Directive>
Read the lines below. Copy out any that hold the string "Connecticut".

____ Dataset extract

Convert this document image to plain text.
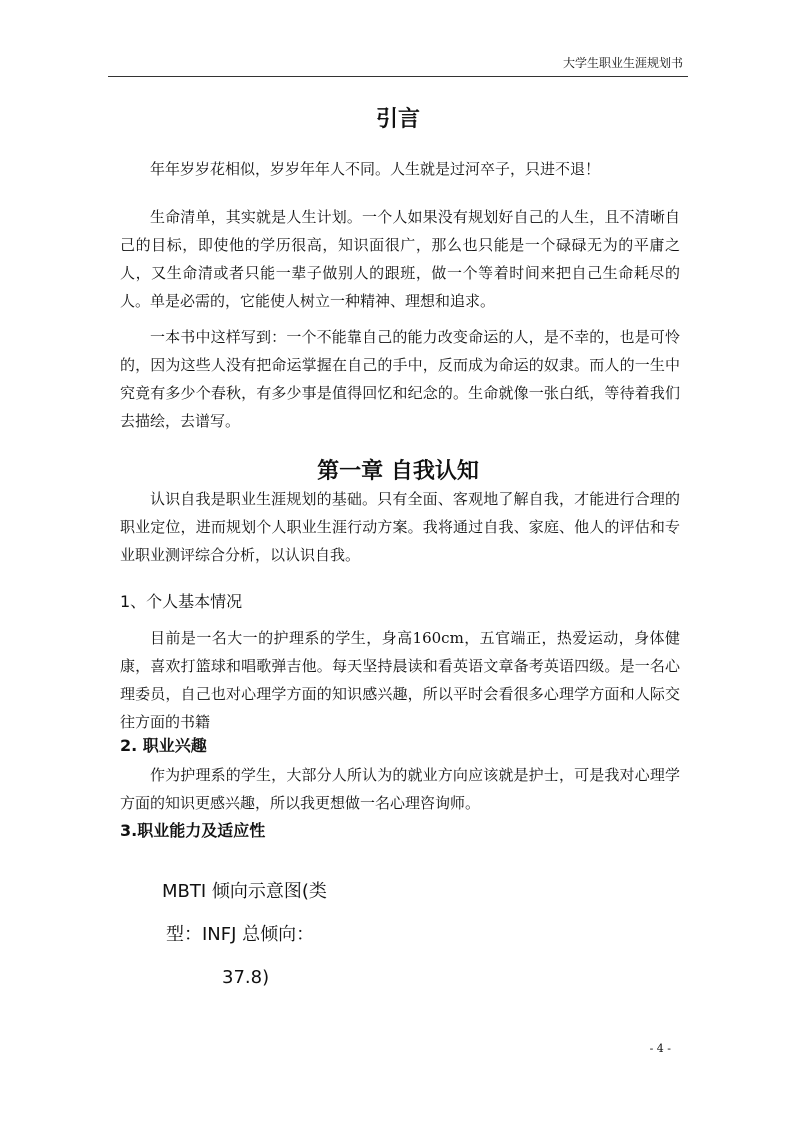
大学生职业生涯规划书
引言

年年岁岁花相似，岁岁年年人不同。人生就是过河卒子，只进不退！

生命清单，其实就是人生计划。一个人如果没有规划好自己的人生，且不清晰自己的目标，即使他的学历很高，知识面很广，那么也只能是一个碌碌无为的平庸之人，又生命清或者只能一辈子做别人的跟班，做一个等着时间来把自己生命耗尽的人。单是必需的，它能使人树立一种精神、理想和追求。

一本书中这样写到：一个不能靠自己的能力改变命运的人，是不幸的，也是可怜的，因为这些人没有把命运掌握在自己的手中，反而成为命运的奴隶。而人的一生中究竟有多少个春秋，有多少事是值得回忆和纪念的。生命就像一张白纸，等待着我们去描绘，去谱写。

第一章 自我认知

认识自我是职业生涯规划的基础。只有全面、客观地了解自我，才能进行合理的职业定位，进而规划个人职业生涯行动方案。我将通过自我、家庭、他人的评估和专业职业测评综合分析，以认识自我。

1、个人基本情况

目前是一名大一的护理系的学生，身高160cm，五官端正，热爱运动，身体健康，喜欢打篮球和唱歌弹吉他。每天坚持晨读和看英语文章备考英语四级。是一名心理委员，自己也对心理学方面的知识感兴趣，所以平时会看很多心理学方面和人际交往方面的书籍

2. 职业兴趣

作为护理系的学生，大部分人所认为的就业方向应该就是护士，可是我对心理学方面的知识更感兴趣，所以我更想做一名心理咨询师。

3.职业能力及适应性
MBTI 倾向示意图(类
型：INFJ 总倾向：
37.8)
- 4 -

________
____ Dataset extract

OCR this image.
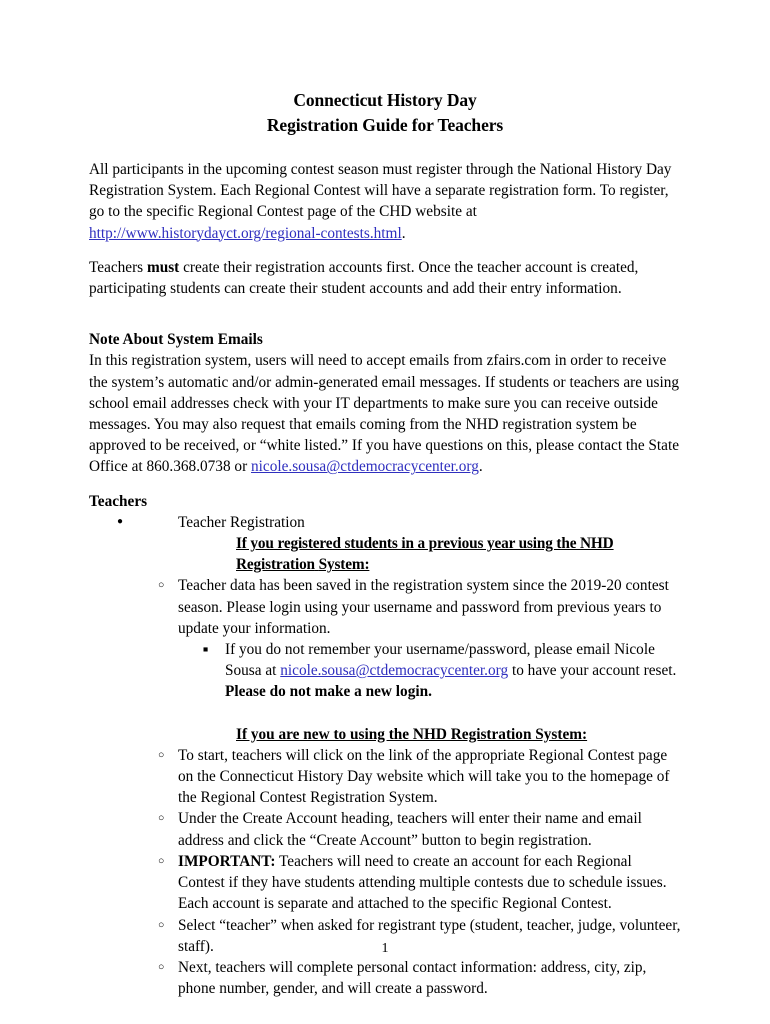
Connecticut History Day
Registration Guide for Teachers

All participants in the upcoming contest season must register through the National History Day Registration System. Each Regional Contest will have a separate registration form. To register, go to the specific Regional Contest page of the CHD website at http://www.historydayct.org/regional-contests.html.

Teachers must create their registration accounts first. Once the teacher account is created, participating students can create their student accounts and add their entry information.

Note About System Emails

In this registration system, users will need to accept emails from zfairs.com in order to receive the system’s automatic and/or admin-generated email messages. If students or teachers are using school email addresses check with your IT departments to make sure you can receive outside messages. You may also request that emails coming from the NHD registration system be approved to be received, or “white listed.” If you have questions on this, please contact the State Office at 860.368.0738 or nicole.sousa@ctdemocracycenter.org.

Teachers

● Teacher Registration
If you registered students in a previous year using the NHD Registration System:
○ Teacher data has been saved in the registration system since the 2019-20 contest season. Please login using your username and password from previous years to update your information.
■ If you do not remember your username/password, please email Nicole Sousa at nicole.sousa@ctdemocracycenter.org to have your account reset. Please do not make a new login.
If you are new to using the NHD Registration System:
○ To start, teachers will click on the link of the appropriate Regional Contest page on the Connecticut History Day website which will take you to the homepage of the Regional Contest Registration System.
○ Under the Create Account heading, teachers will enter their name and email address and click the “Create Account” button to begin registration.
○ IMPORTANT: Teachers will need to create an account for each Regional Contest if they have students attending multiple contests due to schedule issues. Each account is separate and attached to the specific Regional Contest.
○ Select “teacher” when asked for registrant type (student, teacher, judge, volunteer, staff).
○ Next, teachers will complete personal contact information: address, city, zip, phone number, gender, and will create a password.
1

________

Output for this exercise>
Connecticut History Day
○ To start, teachers will click on the link of the appropriate Regional Contest page on the Connecticut History Day website which will take you to the homepage of the Regional Contest Registration System.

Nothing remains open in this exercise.